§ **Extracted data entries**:
--- --- ---

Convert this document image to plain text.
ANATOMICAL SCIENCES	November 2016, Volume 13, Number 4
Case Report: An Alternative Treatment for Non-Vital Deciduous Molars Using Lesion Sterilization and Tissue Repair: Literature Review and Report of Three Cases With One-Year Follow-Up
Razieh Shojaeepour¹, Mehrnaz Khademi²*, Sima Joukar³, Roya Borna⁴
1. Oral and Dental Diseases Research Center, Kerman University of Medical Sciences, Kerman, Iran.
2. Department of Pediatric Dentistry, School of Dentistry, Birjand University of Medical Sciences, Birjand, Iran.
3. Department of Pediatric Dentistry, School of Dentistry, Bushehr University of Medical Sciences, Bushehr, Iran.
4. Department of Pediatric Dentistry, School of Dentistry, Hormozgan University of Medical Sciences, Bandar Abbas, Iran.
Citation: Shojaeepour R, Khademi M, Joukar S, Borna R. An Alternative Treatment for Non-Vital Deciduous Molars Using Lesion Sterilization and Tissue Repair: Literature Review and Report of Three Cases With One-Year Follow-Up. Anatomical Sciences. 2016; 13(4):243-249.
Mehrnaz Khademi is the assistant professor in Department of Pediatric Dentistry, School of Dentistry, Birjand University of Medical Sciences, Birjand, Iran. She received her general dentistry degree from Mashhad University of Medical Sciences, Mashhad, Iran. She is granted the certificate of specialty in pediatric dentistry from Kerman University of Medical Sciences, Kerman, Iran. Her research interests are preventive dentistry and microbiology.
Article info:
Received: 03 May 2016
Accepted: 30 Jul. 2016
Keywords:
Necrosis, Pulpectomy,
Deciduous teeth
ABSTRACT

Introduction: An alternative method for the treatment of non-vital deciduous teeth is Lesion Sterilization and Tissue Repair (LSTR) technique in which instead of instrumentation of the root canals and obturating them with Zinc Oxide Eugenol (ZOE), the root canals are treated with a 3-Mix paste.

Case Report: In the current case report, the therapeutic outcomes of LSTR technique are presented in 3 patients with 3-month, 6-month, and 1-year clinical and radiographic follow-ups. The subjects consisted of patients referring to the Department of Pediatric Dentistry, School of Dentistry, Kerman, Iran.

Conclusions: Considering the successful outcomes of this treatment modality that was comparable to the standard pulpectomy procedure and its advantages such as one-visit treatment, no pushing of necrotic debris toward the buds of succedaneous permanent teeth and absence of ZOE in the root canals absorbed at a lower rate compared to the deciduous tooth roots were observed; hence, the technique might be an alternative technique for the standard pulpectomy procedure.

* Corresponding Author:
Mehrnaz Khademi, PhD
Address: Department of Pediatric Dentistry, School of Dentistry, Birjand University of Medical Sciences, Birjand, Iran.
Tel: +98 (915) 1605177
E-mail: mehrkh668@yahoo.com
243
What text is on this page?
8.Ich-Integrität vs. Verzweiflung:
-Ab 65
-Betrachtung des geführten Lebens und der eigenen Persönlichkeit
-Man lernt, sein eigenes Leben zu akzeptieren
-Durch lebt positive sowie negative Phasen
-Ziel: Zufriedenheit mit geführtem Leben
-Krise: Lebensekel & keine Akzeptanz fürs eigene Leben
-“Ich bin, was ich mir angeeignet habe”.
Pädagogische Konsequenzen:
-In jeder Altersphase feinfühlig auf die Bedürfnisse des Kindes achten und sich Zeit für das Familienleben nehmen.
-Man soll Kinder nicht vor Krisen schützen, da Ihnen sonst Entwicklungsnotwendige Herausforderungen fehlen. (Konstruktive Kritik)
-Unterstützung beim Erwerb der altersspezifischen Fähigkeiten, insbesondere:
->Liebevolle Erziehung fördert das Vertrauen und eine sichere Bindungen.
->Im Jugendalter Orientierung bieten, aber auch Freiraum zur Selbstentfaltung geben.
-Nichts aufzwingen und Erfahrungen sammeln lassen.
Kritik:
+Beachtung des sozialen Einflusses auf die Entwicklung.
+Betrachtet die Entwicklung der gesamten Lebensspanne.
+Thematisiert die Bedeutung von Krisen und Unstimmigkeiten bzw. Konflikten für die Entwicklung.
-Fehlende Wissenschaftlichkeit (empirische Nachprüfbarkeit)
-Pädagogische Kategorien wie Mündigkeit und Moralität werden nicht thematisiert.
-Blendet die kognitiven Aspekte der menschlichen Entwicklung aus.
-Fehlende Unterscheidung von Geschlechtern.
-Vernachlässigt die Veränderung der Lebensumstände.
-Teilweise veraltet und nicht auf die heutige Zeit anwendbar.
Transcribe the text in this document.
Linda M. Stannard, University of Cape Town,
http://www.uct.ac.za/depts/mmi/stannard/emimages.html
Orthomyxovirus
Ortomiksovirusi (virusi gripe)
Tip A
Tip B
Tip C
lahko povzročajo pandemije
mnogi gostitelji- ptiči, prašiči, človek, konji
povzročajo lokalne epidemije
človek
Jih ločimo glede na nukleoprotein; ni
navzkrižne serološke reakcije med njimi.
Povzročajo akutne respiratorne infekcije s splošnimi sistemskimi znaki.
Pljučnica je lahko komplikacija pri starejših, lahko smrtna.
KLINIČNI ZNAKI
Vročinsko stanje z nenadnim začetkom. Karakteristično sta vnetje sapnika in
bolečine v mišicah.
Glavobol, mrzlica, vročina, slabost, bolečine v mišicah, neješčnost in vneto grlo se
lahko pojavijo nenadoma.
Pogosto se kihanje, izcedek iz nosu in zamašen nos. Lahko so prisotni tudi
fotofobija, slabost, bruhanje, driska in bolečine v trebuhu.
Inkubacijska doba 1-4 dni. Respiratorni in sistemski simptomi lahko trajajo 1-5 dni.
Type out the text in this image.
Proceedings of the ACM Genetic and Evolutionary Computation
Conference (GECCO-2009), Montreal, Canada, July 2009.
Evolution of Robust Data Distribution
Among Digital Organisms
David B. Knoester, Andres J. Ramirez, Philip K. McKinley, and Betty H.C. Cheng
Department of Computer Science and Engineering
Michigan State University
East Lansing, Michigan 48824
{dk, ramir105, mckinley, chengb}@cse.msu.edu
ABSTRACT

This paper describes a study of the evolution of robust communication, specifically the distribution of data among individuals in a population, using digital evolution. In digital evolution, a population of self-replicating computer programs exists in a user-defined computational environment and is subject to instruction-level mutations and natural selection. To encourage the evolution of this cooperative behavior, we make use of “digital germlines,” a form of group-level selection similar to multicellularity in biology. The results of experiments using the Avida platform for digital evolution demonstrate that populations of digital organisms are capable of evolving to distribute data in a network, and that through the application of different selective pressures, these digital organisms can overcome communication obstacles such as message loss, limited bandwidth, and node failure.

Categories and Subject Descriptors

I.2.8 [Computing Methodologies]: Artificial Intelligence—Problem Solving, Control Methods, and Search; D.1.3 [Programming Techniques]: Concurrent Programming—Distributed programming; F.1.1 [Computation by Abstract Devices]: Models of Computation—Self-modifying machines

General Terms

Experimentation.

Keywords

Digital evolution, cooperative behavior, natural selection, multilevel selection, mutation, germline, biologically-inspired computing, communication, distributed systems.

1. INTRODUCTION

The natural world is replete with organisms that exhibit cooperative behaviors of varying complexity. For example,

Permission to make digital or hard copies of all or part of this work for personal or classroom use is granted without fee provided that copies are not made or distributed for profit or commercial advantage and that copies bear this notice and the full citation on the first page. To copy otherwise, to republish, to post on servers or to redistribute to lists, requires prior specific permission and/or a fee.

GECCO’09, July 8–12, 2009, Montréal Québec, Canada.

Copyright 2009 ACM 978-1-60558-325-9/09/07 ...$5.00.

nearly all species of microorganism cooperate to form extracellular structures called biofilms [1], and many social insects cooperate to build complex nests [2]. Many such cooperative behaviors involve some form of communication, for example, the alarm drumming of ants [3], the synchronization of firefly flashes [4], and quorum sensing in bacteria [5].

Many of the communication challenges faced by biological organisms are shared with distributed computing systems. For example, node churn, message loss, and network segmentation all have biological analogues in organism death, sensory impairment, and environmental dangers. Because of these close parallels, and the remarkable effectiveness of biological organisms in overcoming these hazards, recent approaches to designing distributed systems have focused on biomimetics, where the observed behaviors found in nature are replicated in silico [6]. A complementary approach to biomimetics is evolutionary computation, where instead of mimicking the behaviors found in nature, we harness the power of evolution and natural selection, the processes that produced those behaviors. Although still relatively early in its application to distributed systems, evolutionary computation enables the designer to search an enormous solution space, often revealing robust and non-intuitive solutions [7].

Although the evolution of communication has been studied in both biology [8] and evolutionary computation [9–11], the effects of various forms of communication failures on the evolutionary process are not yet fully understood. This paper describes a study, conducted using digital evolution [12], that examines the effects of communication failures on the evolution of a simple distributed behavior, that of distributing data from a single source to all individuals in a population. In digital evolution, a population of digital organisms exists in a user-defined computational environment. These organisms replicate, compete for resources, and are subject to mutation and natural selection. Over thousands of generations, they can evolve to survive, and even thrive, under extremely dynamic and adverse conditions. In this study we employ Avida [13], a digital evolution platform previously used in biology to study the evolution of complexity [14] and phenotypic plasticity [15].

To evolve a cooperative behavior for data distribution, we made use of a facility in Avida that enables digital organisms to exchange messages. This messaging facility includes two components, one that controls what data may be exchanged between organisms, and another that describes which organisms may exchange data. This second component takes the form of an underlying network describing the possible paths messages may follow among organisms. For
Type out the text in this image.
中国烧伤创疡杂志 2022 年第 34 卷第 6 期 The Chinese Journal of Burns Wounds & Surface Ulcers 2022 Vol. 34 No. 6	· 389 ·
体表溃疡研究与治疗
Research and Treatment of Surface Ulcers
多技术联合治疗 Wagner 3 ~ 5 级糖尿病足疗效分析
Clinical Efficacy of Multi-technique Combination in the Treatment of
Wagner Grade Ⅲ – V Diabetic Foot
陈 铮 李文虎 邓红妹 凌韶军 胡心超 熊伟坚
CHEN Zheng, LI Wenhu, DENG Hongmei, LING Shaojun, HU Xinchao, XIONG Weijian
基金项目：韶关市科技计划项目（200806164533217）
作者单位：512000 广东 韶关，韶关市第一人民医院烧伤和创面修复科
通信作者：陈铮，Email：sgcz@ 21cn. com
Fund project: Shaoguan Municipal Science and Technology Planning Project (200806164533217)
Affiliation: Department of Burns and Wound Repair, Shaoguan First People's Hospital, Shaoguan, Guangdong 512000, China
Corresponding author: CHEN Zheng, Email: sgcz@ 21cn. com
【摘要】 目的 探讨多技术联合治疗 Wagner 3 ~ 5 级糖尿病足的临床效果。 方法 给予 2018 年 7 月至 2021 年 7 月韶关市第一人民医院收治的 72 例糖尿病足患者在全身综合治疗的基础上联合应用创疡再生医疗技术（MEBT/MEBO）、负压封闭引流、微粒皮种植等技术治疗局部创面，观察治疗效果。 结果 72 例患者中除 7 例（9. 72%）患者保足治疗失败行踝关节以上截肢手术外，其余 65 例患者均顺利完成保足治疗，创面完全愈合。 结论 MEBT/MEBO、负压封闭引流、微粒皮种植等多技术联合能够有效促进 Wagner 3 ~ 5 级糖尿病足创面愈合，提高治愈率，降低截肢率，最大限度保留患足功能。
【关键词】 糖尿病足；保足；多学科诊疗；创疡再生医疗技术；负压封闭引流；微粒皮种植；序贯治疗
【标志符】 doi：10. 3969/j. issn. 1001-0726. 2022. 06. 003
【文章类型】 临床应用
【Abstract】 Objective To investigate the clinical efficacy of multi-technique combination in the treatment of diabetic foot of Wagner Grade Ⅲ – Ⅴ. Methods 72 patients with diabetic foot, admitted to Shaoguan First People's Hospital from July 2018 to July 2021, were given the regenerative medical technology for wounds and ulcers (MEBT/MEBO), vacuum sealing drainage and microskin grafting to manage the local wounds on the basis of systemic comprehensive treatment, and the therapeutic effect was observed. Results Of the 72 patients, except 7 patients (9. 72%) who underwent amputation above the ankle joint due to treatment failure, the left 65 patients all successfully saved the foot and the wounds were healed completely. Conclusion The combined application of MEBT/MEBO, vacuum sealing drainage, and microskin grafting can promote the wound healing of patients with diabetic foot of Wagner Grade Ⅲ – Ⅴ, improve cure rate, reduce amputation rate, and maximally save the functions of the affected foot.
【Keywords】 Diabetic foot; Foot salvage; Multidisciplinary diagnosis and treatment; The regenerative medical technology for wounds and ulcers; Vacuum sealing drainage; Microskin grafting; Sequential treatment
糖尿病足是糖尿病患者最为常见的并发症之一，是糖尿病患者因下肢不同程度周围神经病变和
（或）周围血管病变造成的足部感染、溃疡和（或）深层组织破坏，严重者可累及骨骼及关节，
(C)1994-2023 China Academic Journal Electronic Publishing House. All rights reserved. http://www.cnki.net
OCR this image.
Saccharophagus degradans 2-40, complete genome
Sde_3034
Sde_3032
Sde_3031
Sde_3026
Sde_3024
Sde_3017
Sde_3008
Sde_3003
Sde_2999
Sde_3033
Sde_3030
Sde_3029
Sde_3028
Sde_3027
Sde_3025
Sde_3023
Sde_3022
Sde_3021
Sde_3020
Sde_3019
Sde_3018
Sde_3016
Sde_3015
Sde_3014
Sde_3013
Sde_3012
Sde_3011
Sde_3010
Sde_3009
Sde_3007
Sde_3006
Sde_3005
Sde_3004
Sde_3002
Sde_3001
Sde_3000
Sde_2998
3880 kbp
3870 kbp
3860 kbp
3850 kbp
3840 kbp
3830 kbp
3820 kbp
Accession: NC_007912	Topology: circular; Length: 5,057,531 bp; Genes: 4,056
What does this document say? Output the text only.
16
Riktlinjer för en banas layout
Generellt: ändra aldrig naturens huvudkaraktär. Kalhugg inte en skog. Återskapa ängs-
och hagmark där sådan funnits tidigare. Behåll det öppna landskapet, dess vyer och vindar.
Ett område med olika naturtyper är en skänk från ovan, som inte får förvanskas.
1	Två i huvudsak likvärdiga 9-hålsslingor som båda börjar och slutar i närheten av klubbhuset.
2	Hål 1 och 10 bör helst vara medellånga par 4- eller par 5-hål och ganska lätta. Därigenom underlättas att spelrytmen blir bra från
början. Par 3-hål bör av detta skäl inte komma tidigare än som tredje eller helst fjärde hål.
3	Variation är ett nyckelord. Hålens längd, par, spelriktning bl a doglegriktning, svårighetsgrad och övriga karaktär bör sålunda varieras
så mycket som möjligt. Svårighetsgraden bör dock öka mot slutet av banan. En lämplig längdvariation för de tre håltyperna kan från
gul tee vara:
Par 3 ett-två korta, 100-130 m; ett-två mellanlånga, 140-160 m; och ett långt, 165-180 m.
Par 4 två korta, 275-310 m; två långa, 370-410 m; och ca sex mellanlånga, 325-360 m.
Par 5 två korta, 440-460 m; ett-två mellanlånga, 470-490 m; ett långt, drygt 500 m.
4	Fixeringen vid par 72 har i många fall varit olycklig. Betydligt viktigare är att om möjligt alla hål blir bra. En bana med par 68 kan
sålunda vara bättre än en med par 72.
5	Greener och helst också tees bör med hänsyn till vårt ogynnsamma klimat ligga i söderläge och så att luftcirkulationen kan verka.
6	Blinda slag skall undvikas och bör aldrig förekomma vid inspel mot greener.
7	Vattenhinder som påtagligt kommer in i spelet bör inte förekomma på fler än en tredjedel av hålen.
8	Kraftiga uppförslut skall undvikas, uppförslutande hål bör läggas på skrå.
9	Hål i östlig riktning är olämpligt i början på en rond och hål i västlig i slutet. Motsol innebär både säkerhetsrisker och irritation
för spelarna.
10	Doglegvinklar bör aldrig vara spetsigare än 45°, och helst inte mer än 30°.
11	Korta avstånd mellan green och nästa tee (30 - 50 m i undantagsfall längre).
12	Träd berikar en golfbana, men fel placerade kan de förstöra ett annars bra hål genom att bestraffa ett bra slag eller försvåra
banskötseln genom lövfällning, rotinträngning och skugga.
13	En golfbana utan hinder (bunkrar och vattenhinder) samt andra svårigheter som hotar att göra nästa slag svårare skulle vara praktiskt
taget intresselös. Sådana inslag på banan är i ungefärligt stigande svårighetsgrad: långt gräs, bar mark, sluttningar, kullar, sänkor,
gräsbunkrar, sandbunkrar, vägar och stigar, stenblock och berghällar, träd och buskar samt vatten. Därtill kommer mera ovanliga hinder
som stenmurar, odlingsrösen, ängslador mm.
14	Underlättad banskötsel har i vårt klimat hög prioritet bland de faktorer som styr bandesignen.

--- --- ---

§ **PROBLEM REQUIREMENTS**: Every line containing the string "tidigare" is required; copy each such line from the data.

§ **TASK SOLUTION**:
och hagmark där sådan funnits tidigare. Behåll det öppna landskapet, dess vyer och vindar.
början. Par 3-hål bör av detta skäl inte komma tidigare än som tredje eller helst fjärde hål.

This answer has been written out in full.